(TO BE DONE):
Lines containing "name" are to be counted. Give the number and nothing more.

——

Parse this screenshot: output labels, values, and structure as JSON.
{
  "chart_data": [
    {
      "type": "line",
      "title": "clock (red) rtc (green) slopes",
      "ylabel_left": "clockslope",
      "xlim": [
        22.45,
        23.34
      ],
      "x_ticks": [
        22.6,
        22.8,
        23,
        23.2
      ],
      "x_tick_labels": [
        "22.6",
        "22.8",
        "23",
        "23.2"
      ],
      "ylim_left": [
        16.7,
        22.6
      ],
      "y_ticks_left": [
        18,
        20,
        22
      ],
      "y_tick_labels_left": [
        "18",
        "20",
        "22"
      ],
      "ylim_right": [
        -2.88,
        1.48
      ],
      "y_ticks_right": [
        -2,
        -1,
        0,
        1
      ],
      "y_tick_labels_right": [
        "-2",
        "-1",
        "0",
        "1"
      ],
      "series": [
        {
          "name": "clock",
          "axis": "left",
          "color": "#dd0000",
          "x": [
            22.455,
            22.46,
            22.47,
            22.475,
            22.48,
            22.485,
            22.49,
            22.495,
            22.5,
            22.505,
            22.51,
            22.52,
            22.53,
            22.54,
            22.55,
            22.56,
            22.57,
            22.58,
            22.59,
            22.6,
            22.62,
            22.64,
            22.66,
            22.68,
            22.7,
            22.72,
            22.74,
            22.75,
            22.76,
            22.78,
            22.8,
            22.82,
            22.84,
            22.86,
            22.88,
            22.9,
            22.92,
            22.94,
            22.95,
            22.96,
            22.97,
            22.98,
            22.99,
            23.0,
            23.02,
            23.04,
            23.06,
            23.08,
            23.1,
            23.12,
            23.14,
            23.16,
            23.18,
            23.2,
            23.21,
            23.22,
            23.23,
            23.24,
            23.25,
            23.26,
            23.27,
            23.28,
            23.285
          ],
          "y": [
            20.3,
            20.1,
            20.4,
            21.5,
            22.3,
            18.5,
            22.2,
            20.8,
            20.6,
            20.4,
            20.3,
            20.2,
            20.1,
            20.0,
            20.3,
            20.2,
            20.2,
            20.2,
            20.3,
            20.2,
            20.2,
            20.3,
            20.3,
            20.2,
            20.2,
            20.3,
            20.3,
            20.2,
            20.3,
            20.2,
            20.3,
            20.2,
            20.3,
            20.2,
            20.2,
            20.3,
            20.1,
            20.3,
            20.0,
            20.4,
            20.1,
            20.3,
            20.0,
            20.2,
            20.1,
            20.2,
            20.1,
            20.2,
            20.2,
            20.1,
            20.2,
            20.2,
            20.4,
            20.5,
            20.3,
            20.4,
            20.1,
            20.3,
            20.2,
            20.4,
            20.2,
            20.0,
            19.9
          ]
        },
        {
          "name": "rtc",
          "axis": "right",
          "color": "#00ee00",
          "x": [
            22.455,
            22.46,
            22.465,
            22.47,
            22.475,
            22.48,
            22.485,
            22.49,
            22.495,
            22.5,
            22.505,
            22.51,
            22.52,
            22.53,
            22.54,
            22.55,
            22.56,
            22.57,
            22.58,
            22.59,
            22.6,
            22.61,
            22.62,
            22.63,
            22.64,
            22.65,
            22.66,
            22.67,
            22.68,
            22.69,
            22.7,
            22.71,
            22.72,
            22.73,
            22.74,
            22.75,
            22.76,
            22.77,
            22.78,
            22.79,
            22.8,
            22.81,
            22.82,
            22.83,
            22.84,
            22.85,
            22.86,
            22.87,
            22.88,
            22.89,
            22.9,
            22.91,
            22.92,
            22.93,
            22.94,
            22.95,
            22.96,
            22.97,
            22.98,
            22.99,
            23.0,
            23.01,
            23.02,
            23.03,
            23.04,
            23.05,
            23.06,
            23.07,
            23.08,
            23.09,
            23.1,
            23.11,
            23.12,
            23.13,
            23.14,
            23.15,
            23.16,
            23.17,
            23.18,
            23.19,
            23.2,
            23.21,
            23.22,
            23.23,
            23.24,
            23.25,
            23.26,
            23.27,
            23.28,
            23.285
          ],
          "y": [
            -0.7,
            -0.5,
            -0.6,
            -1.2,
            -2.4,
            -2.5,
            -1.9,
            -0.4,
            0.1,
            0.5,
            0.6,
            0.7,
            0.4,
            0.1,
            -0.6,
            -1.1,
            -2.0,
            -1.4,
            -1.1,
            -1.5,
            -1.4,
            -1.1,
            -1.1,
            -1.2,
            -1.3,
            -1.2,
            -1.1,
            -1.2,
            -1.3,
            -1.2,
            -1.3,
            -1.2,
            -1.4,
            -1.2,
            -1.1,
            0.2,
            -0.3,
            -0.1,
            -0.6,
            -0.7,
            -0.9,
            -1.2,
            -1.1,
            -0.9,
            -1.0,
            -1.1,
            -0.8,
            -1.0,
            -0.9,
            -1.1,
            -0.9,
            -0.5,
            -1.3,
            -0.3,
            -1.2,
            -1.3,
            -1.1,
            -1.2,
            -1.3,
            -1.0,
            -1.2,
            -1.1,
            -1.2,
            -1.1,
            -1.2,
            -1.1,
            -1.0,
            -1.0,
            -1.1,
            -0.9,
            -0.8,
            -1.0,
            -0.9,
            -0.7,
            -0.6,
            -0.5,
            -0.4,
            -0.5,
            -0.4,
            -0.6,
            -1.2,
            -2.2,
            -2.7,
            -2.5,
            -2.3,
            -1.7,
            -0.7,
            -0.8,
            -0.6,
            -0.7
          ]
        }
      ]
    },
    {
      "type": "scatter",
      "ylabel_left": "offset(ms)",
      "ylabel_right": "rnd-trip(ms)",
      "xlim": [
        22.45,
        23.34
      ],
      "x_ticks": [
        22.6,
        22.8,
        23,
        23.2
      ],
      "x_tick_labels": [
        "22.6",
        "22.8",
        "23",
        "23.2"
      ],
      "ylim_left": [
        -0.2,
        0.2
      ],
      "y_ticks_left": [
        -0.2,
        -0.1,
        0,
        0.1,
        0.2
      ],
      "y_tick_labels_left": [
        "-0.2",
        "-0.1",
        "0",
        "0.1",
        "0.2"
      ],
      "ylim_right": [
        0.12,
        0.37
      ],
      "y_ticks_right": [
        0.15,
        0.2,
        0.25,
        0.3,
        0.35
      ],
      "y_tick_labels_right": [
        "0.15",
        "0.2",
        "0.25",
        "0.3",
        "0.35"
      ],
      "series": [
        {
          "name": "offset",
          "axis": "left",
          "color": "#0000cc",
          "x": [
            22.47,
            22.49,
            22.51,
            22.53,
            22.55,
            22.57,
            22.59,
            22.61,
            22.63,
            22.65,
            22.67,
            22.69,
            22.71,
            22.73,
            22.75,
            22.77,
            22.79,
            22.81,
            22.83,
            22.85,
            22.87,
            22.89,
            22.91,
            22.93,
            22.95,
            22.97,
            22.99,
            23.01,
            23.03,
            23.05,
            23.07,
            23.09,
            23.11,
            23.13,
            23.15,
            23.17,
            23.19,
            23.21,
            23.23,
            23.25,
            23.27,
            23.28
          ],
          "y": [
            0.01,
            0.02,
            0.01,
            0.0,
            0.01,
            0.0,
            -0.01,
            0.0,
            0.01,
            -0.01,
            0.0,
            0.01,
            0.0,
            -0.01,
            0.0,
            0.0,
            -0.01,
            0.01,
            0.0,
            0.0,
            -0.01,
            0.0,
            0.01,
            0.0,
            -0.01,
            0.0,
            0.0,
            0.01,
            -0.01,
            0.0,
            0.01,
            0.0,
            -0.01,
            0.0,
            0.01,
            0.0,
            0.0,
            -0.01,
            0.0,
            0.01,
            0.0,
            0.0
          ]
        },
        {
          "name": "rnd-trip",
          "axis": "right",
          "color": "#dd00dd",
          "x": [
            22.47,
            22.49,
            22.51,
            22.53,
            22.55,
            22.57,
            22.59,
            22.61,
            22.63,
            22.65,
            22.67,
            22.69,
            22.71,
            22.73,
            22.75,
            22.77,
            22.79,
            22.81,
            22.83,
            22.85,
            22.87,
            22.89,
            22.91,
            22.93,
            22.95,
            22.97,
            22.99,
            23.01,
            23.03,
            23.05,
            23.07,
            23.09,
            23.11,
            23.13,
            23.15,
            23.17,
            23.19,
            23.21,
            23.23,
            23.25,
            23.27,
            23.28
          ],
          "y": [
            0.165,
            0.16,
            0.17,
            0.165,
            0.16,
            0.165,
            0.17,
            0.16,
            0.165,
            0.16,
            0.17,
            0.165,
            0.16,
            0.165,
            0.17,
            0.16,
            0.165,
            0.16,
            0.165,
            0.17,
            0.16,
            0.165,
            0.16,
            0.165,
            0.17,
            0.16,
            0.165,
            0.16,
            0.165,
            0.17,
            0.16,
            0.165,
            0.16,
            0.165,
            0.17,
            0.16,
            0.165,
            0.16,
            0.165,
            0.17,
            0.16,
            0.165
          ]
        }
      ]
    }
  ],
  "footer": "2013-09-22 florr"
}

——

(WRITTEN SOLUTION):
4